— start —
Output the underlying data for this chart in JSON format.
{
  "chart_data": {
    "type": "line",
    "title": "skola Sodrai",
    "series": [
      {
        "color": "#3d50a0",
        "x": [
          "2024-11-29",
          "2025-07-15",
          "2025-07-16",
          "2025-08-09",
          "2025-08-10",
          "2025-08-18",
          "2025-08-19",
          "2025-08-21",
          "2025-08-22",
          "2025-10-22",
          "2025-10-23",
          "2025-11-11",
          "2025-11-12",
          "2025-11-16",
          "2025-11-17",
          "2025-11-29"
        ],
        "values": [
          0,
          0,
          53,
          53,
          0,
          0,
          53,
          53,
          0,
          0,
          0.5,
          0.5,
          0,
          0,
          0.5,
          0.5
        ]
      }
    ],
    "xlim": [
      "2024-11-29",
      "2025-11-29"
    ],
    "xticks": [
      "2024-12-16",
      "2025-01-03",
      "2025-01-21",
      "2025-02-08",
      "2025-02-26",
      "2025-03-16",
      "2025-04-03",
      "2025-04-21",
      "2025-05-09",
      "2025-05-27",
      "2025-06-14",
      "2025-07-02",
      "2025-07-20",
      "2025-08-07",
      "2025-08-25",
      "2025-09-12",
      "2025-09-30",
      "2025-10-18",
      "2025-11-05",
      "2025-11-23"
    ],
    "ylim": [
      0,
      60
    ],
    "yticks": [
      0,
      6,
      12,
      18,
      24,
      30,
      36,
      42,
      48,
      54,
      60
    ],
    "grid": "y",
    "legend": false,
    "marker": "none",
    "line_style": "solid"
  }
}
— end —
▸ Objective
Transcribe the material above word for word.

▸ Solution for this problem
Output the underlying data for this chart in JSON format.
{
  "chart_data": {
    "type": "line",
    "title": "skola Sodrai",
    "series": [
      {
        "color": "#3d50a0",
        "x": [
          "2024-11-29",
          "2025-07-15",
          "2025-07-16",
          "2025-08-09",
          "2025-08-10",
          "2025-08-18",
          "2025-08-19",
          "2025-08-21",
          "2025-08-22",
          "2025-10-22",
          "2025-10-23",
          "2025-11-11",
          "2025-11-12",
          "2025-11-16",
          "2025-11-17",
          "2025-11-29"
        ],
        "values": [
          0,
          0,
          53,
          53,
          0,
          0,
          53,
          53,
          0,
          0,
          0.5,
          0.5,
          0,
          0,
          0.5,
          0.5
        ]
      }
    ],
    "xlim": [
      "2024-11-29",
      "2025-11-29"
    ],
    "xticks": [
      "2024-12-16",
      "2025-01-03",
      "2025-01-21",
      "2025-02-08",
      "2025-02-26",
      "2025-03-16",
      "2025-04-03",
      "2025-04-21",
      "2025-05-09",
      "2025-05-27",
      "2025-06-14",
      "2025-07-02",
      "2025-07-20",
      "2025-08-07",
      "2025-08-25",
      "2025-09-12",
      "2025-09-30",
      "2025-10-18",
      "2025-11-05",
      "2025-11-23"
    ],
    "ylim": [
      0,
      60
    ],
    "yticks": [
      0,
      6,
      12,
      18,
      24,
      30,
      36,
      42,
      48,
      54,
      60
    ],
    "grid": "y",
    "legend": false,
    "marker": "none",
    "line_style": "solid"
  }
}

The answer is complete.